# The exercise
Wherever a line holds the word "ОБРАЗОВАНИЕ", copy that line out.

[Dataset excerpts]
********************

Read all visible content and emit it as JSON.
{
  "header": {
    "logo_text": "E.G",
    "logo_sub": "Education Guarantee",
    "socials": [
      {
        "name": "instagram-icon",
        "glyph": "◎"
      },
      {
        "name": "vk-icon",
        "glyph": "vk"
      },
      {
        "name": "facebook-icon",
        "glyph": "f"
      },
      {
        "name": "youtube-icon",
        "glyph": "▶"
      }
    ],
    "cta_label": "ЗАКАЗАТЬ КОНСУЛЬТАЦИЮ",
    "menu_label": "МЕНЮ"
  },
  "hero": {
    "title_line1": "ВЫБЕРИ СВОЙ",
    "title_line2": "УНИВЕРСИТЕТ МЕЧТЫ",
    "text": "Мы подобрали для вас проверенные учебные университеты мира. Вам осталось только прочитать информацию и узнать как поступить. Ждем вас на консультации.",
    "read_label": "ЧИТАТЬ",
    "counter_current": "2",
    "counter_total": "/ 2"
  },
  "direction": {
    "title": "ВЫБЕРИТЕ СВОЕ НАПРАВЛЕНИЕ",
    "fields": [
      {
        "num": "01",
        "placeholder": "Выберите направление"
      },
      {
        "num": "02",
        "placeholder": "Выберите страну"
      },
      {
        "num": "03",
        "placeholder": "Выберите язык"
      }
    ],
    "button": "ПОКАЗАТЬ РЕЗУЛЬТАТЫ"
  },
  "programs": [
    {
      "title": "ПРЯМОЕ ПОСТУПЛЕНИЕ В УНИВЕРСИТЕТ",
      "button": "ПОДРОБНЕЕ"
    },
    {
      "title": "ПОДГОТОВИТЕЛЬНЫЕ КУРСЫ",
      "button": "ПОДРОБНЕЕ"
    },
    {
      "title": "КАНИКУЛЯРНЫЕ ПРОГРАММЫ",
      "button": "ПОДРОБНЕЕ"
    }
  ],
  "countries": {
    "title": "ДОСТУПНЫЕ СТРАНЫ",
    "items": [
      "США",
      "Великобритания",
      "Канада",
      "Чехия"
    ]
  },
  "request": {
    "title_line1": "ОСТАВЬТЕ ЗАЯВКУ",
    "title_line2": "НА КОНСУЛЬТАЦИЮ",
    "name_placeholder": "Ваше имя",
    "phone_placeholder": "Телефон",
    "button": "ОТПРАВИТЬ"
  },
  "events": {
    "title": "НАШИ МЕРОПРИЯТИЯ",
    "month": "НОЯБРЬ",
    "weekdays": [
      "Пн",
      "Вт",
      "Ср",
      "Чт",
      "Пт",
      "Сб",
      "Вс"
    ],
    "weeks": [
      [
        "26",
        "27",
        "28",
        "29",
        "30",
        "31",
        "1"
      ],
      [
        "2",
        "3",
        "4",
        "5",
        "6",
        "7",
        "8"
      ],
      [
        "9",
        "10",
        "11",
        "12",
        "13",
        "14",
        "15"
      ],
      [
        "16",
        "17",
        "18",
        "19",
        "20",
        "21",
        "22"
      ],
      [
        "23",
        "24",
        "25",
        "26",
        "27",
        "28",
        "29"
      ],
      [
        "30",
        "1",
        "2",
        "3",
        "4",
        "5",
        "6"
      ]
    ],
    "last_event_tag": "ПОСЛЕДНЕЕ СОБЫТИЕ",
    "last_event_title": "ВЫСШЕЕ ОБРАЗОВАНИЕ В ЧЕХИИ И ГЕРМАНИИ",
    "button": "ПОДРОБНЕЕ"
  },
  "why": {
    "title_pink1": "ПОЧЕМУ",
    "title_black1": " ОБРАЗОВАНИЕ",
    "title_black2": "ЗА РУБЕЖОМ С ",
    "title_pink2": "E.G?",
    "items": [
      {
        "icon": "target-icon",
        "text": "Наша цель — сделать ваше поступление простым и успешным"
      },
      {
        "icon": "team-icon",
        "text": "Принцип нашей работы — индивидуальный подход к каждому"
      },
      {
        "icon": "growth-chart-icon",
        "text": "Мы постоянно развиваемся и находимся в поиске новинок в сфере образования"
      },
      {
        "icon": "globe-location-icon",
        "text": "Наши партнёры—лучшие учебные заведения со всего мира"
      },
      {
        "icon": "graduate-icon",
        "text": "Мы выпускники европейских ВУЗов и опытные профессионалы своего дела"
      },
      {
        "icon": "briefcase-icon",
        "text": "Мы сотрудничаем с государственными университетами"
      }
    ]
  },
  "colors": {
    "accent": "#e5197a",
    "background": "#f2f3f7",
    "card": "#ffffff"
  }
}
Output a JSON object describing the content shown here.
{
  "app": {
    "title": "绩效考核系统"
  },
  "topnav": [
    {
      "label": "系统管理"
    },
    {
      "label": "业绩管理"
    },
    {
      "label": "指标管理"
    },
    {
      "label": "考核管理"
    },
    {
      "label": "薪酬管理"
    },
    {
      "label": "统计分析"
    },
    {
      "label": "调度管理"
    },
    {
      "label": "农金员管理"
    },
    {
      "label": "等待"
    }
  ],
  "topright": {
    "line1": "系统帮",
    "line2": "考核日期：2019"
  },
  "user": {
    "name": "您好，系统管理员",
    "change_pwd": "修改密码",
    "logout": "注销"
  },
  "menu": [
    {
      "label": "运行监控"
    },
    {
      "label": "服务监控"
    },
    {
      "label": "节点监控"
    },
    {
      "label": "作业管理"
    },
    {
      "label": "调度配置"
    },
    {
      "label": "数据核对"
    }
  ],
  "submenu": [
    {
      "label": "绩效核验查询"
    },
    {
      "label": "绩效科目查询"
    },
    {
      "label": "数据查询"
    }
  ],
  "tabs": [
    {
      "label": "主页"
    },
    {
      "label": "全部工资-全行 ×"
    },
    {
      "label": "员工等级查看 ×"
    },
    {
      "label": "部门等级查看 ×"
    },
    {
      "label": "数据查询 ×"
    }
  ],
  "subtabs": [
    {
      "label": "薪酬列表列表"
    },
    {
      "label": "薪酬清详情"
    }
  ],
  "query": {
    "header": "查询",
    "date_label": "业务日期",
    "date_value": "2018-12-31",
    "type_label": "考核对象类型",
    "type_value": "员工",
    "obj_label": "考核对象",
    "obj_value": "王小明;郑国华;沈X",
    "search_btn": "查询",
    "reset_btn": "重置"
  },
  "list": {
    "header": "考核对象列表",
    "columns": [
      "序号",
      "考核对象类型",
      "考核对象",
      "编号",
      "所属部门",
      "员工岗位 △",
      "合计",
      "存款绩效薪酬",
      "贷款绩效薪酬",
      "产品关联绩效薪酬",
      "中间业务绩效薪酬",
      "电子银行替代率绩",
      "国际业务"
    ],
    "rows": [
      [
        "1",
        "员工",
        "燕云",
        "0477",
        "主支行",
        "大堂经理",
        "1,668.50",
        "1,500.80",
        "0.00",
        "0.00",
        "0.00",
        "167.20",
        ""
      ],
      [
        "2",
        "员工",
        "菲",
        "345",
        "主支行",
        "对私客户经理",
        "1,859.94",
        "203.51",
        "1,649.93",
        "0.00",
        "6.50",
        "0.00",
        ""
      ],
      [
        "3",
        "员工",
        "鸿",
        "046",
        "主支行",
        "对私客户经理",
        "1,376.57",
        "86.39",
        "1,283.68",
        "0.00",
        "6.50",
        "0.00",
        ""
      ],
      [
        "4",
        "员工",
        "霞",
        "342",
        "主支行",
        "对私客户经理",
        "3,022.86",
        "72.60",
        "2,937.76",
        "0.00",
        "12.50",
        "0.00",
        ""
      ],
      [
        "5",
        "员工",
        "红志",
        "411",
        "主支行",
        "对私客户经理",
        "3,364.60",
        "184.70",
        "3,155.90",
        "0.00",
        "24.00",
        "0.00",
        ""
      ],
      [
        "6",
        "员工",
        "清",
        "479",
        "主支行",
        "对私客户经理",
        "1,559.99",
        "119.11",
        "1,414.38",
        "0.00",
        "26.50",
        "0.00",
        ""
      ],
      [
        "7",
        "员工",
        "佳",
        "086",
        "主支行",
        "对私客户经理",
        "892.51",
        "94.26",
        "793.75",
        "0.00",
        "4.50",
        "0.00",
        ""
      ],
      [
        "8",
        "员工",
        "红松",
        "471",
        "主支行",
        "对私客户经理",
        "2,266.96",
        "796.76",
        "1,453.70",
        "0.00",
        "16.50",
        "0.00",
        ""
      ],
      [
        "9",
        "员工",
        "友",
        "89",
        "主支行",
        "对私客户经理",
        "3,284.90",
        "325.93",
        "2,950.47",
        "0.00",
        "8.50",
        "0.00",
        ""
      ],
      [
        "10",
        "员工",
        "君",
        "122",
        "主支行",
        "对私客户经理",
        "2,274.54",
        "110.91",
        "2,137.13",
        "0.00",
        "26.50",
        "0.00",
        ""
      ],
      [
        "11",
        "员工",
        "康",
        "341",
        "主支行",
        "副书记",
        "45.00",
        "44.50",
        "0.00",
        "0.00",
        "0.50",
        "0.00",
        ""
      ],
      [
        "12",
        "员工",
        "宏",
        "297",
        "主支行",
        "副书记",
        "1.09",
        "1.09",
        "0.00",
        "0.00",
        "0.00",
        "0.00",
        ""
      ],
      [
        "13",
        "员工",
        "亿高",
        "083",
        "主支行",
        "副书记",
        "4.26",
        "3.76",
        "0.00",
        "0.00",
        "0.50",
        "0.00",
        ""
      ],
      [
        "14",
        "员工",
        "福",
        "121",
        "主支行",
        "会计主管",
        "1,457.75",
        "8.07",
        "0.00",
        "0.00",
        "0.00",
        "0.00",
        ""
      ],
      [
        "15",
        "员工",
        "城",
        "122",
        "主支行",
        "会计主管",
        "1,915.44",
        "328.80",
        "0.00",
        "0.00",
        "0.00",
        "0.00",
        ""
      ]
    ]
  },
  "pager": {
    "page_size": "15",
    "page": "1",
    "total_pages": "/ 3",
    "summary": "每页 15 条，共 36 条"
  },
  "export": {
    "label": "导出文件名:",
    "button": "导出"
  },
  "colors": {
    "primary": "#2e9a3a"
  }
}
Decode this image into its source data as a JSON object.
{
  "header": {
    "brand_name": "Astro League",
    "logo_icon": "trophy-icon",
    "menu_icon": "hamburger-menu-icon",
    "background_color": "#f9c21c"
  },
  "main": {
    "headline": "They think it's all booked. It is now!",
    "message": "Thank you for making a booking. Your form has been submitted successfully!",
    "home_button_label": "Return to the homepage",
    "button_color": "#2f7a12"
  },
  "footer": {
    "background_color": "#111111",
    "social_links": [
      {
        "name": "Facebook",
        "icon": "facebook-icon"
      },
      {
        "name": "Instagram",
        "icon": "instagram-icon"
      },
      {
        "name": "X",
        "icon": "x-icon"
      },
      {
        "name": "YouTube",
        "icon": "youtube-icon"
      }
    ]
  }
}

********************

# Right answer
    "last_event_title": "ВЫСШЕЕ ОБРАЗОВАНИЕ В ЧЕХИИ И ГЕРМАНИИ",
    "title_black1": " ОБРАЗОВАНИЕ",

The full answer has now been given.